Given problem: Extract the lines that hold the string "JSON".

# Dataset excerpts start

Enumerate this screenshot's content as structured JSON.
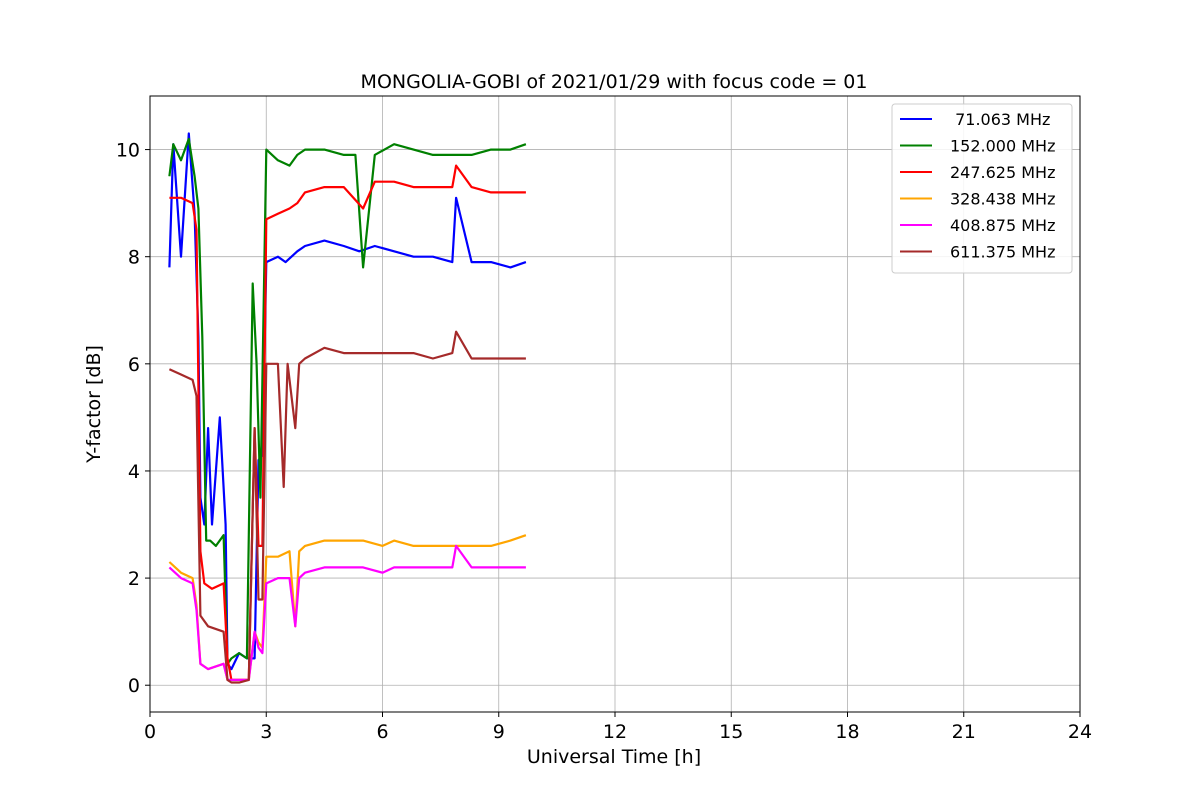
{
  "chart_data": {
    "type": "line",
    "title": "MONGOLIA-GOBI of 2021/01/29 with focus code = 01",
    "xlabel": "Universal Time [h]",
    "ylabel": "Y-factor [dB]",
    "xlim": [
      0,
      24
    ],
    "ylim": [
      -0.5,
      11
    ],
    "xticks": [
      0,
      3,
      6,
      9,
      12,
      15,
      18,
      21,
      24
    ],
    "yticks": [
      0,
      2,
      4,
      6,
      8,
      10
    ],
    "grid": true,
    "legend_position": "top-right",
    "series": [
      {
        "name": " 71.063 MHz",
        "color": "#0000ff",
        "x": [
          0.5,
          0.6,
          0.8,
          1.0,
          1.15,
          1.25,
          1.3,
          1.4,
          1.5,
          1.6,
          1.8,
          1.95,
          2.0,
          2.1,
          2.3,
          2.5,
          2.7,
          2.8,
          2.9,
          3.0,
          3.3,
          3.5,
          3.8,
          4.0,
          4.5,
          5.0,
          5.4,
          5.8,
          6.3,
          6.8,
          7.3,
          7.8,
          7.9,
          8.3,
          8.8,
          9.3,
          9.7
        ],
        "y": [
          7.8,
          10.1,
          8.0,
          10.3,
          8.8,
          6.5,
          3.5,
          3.0,
          4.8,
          3.0,
          5.0,
          3.0,
          0.4,
          0.3,
          0.6,
          0.5,
          0.5,
          4.2,
          4.3,
          7.9,
          8.0,
          7.9,
          8.1,
          8.2,
          8.3,
          8.2,
          8.1,
          8.2,
          8.1,
          8.0,
          8.0,
          7.9,
          9.1,
          7.9,
          7.9,
          7.8,
          7.9
        ]
      },
      {
        "name": "152.000 MHz",
        "color": "#008000",
        "x": [
          0.5,
          0.6,
          0.8,
          1.0,
          1.15,
          1.25,
          1.35,
          1.45,
          1.55,
          1.7,
          1.9,
          2.0,
          2.1,
          2.3,
          2.5,
          2.65,
          2.75,
          2.85,
          3.0,
          3.3,
          3.6,
          3.8,
          4.0,
          4.5,
          5.0,
          5.3,
          5.5,
          5.8,
          6.3,
          6.8,
          7.3,
          7.8,
          8.3,
          8.8,
          9.3,
          9.7
        ],
        "y": [
          9.5,
          10.1,
          9.8,
          10.2,
          9.5,
          8.9,
          6.5,
          2.7,
          2.7,
          2.6,
          2.8,
          0.4,
          0.5,
          0.6,
          0.5,
          7.5,
          6.0,
          3.5,
          10.0,
          9.8,
          9.7,
          9.9,
          10.0,
          10.0,
          9.9,
          9.9,
          7.8,
          9.9,
          10.1,
          10.0,
          9.9,
          9.9,
          9.9,
          10.0,
          10.0,
          10.1
        ]
      },
      {
        "name": "247.625 MHz",
        "color": "#ff0000",
        "x": [
          0.5,
          0.8,
          1.1,
          1.2,
          1.3,
          1.4,
          1.6,
          1.9,
          2.0,
          2.1,
          2.3,
          2.55,
          2.7,
          2.8,
          2.9,
          3.0,
          3.3,
          3.6,
          3.8,
          4.0,
          4.5,
          5.0,
          5.5,
          5.8,
          6.3,
          6.8,
          7.3,
          7.8,
          7.9,
          8.3,
          8.8,
          9.3,
          9.7
        ],
        "y": [
          9.1,
          9.1,
          9.0,
          8.5,
          2.5,
          1.9,
          1.8,
          1.9,
          0.5,
          0.1,
          0.1,
          0.1,
          4.8,
          2.6,
          2.6,
          8.7,
          8.8,
          8.9,
          9.0,
          9.2,
          9.3,
          9.3,
          8.9,
          9.4,
          9.4,
          9.3,
          9.3,
          9.3,
          9.7,
          9.3,
          9.2,
          9.2,
          9.2
        ]
      },
      {
        "name": "328.438 MHz",
        "color": "#ffa500",
        "x": [
          0.5,
          0.8,
          1.1,
          1.2,
          1.3,
          1.5,
          1.9,
          2.0,
          2.1,
          2.3,
          2.55,
          2.7,
          2.8,
          2.9,
          3.0,
          3.3,
          3.6,
          3.75,
          3.85,
          4.0,
          4.5,
          5.0,
          5.5,
          6.0,
          6.3,
          6.8,
          7.3,
          7.8,
          8.3,
          8.8,
          9.3,
          9.7
        ],
        "y": [
          2.3,
          2.1,
          2.0,
          1.5,
          0.4,
          0.3,
          0.4,
          0.1,
          0.1,
          0.1,
          0.1,
          1.0,
          0.8,
          0.7,
          2.4,
          2.4,
          2.5,
          1.1,
          2.5,
          2.6,
          2.7,
          2.7,
          2.7,
          2.6,
          2.7,
          2.6,
          2.6,
          2.6,
          2.6,
          2.6,
          2.7,
          2.8
        ]
      },
      {
        "name": "408.875 MHz",
        "color": "#ff00ff",
        "x": [
          0.5,
          0.8,
          1.1,
          1.2,
          1.3,
          1.5,
          1.9,
          2.0,
          2.1,
          2.3,
          2.55,
          2.7,
          2.8,
          2.9,
          3.0,
          3.3,
          3.6,
          3.75,
          3.85,
          4.0,
          4.5,
          5.0,
          5.5,
          6.0,
          6.3,
          6.8,
          7.3,
          7.8,
          7.9,
          8.3,
          8.8,
          9.3,
          9.7
        ],
        "y": [
          2.2,
          2.0,
          1.9,
          1.4,
          0.4,
          0.3,
          0.4,
          0.1,
          0.1,
          0.1,
          0.1,
          1.0,
          0.7,
          0.6,
          1.9,
          2.0,
          2.0,
          1.1,
          2.0,
          2.1,
          2.2,
          2.2,
          2.2,
          2.1,
          2.2,
          2.2,
          2.2,
          2.2,
          2.6,
          2.2,
          2.2,
          2.2,
          2.2
        ]
      },
      {
        "name": "611.375 MHz",
        "color": "#a52a2a",
        "x": [
          0.5,
          0.8,
          1.1,
          1.2,
          1.3,
          1.5,
          1.9,
          2.0,
          2.1,
          2.3,
          2.55,
          2.7,
          2.8,
          2.9,
          3.0,
          3.3,
          3.45,
          3.55,
          3.75,
          3.85,
          4.0,
          4.5,
          5.0,
          5.5,
          6.0,
          6.3,
          6.8,
          7.3,
          7.8,
          7.9,
          8.3,
          8.8,
          9.3,
          9.7
        ],
        "y": [
          5.9,
          5.8,
          5.7,
          5.4,
          1.3,
          1.1,
          1.0,
          0.1,
          0.05,
          0.05,
          0.1,
          4.8,
          1.6,
          1.6,
          6.0,
          6.0,
          3.7,
          6.0,
          4.8,
          6.0,
          6.1,
          6.3,
          6.2,
          6.2,
          6.2,
          6.2,
          6.2,
          6.1,
          6.2,
          6.6,
          6.1,
          6.1,
          6.1,
          6.1
        ]
      }
    ]
  }
}
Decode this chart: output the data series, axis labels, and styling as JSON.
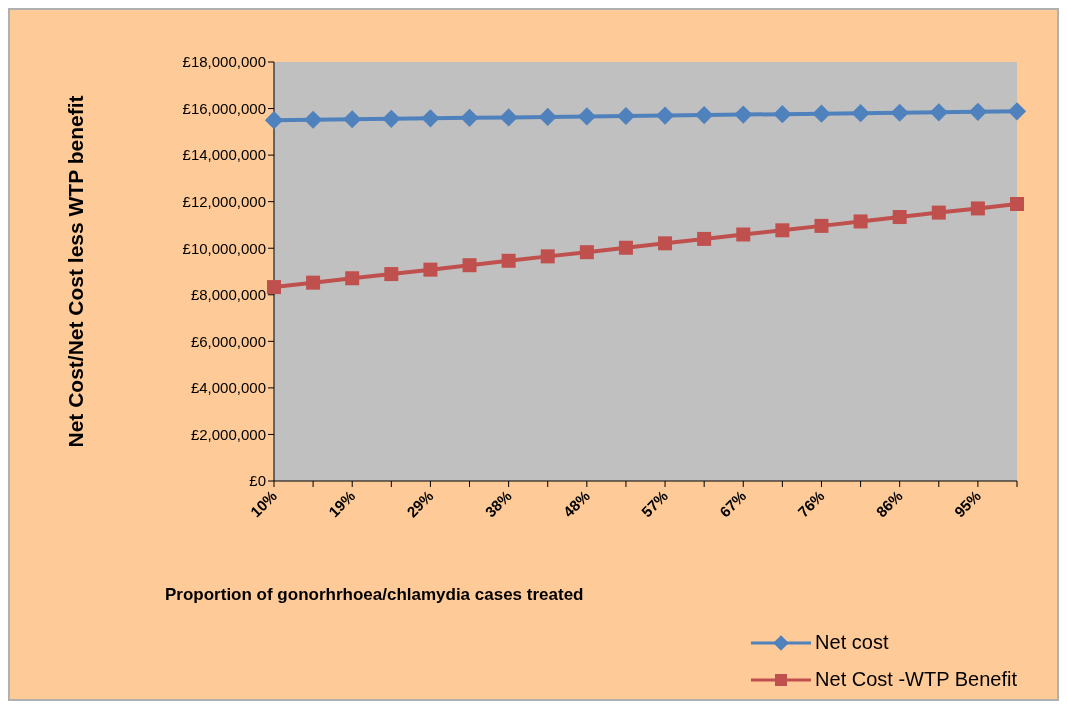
{
  "chart_data": {
    "type": "line",
    "xlabel": "Proportion of gonorhrhoea/chlamydia cases treated",
    "ylabel": "Net Cost/Net Cost less WTP benefit",
    "categories": [
      "10%",
      null,
      "19%",
      null,
      "29%",
      null,
      "38%",
      null,
      "48%",
      null,
      "57%",
      null,
      "67%",
      null,
      "76%",
      null,
      "86%",
      null,
      "95%",
      null
    ],
    "series": [
      {
        "name": "Net cost",
        "color": "#4f81bd",
        "marker": "diamond",
        "values": [
          15500000,
          15520000,
          15540000,
          15560000,
          15580000,
          15600000,
          15620000,
          15640000,
          15660000,
          15680000,
          15700000,
          15720000,
          15740000,
          15760000,
          15780000,
          15800000,
          15820000,
          15840000,
          15860000,
          15880000
        ]
      },
      {
        "name": "Net Cost -WTP Benefit",
        "color": "#c0504d",
        "marker": "square",
        "values": [
          8330000,
          8520000,
          8710000,
          8890000,
          9080000,
          9270000,
          9460000,
          9650000,
          9830000,
          10020000,
          10210000,
          10400000,
          10590000,
          10770000,
          10960000,
          11150000,
          11340000,
          11530000,
          11710000,
          11900000
        ]
      }
    ],
    "ylim": [
      0,
      18000000
    ],
    "yticks": [
      {
        "value": 0,
        "label": "£0"
      },
      {
        "value": 2000000,
        "label": "£2,000,000"
      },
      {
        "value": 4000000,
        "label": "£4,000,000"
      },
      {
        "value": 6000000,
        "label": "£6,000,000"
      },
      {
        "value": 8000000,
        "label": "£8,000,000"
      },
      {
        "value": 10000000,
        "label": "£10,000,000"
      },
      {
        "value": 12000000,
        "label": "£12,000,000"
      },
      {
        "value": 14000000,
        "label": "£14,000,000"
      },
      {
        "value": 16000000,
        "label": "£16,000,000"
      },
      {
        "value": 18000000,
        "label": "£18,000,000"
      }
    ],
    "grid": false,
    "legend": "bottom right"
  }
}
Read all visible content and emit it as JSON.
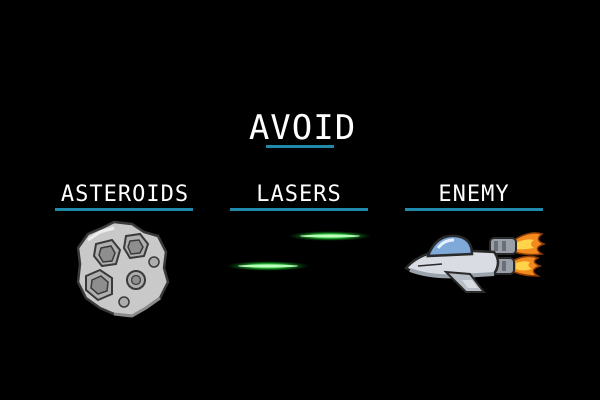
{
  "screen": {
    "title": "AVOID",
    "accent_color": "#1f8aaa",
    "background_color": "#000000"
  },
  "hazards": [
    {
      "label": "ASTEROIDS",
      "icon": "asteroid-icon"
    },
    {
      "label": "LASERS",
      "icon": "laser-beam-icon"
    },
    {
      "label": "ENEMY",
      "icon": "enemy-ship-icon"
    }
  ],
  "colors": {
    "laser": "#2bdc3c",
    "asteroid": "#c9c9c9",
    "ship_body": "#d9dde3",
    "ship_canopy": "#7fa9d9",
    "ship_flame": "#f28a1e"
  }
}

# Dataset excerpts end

Final result:
Enumerate this screenshot's content as structured JSON.
Decode this chart: output the data series, axis labels, and styling as JSON.
Read all visible content and emit it as JSON.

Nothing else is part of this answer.